» TASK TO CARRY OUT: Locate the string "Holders" in the listing below. Copy every line where it is found.

» Figure dataset records:
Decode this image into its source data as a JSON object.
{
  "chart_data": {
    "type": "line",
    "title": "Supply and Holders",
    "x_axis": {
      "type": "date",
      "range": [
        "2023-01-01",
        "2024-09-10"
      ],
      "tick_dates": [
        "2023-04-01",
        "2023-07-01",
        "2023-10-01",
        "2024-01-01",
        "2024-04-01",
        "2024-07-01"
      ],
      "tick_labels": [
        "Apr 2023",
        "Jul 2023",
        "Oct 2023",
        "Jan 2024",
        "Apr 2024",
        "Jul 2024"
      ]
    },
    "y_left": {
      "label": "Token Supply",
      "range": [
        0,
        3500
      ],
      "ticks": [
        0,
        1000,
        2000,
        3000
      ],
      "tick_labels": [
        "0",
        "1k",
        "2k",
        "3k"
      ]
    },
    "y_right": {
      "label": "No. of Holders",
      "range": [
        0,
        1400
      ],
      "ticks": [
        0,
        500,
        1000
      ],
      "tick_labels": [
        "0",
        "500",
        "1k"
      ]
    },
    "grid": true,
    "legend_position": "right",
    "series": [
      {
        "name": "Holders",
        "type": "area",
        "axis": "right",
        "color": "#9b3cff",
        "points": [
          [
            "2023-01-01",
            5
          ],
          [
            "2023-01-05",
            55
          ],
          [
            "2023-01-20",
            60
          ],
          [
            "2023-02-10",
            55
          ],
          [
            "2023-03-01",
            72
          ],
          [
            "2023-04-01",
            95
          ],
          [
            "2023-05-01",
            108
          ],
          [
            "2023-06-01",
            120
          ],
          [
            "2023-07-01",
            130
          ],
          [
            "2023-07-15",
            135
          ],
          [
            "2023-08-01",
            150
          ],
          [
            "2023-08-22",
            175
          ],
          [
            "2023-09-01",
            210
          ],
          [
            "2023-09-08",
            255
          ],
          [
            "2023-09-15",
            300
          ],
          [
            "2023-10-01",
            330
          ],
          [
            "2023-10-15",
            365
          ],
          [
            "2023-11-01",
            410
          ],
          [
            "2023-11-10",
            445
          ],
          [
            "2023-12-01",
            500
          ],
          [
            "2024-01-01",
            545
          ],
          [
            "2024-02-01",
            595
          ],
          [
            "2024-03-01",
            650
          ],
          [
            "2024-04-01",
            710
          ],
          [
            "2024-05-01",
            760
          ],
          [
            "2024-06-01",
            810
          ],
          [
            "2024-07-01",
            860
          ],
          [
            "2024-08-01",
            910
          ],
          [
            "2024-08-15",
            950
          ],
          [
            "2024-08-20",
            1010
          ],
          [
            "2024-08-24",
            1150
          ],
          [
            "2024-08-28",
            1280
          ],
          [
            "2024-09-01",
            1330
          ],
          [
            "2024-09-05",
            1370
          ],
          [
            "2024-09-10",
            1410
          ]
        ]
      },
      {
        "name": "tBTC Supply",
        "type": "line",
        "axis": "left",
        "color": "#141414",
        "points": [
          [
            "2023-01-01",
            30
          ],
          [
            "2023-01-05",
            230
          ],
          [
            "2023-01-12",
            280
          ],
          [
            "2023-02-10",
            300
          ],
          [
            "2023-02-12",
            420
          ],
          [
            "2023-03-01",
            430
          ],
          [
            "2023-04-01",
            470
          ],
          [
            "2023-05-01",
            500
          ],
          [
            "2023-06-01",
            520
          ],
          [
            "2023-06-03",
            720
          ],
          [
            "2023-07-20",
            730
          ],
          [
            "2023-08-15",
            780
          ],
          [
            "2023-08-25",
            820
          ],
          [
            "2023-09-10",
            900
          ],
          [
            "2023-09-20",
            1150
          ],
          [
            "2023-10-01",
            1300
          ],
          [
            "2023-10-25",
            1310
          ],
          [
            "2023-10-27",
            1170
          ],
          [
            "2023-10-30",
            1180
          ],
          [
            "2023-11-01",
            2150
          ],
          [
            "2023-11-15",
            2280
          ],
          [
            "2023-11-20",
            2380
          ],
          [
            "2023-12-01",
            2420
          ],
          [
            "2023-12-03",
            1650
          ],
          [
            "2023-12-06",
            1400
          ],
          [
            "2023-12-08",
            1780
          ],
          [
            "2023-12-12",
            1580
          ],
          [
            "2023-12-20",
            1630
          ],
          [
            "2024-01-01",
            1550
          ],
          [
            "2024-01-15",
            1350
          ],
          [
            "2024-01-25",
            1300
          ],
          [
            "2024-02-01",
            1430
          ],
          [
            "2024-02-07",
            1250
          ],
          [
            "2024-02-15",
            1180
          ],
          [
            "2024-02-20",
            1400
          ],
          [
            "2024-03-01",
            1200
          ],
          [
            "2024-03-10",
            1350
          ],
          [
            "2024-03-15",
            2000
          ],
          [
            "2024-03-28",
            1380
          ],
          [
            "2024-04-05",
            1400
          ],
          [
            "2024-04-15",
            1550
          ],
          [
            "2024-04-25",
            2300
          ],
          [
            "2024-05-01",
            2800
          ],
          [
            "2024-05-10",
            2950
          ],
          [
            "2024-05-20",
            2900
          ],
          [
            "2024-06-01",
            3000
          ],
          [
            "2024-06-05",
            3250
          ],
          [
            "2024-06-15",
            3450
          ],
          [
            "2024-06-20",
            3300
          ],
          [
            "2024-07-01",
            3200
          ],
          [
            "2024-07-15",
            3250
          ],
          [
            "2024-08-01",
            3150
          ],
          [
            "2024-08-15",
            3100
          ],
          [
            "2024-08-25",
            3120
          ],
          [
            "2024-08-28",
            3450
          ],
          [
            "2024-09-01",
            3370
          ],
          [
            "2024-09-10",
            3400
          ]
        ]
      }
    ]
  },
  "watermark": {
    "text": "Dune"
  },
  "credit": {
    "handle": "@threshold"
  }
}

» TASK ANSWER:
    "title": "Supply and Holders",
      "label": "No. of Holders",
        "name": "Holders",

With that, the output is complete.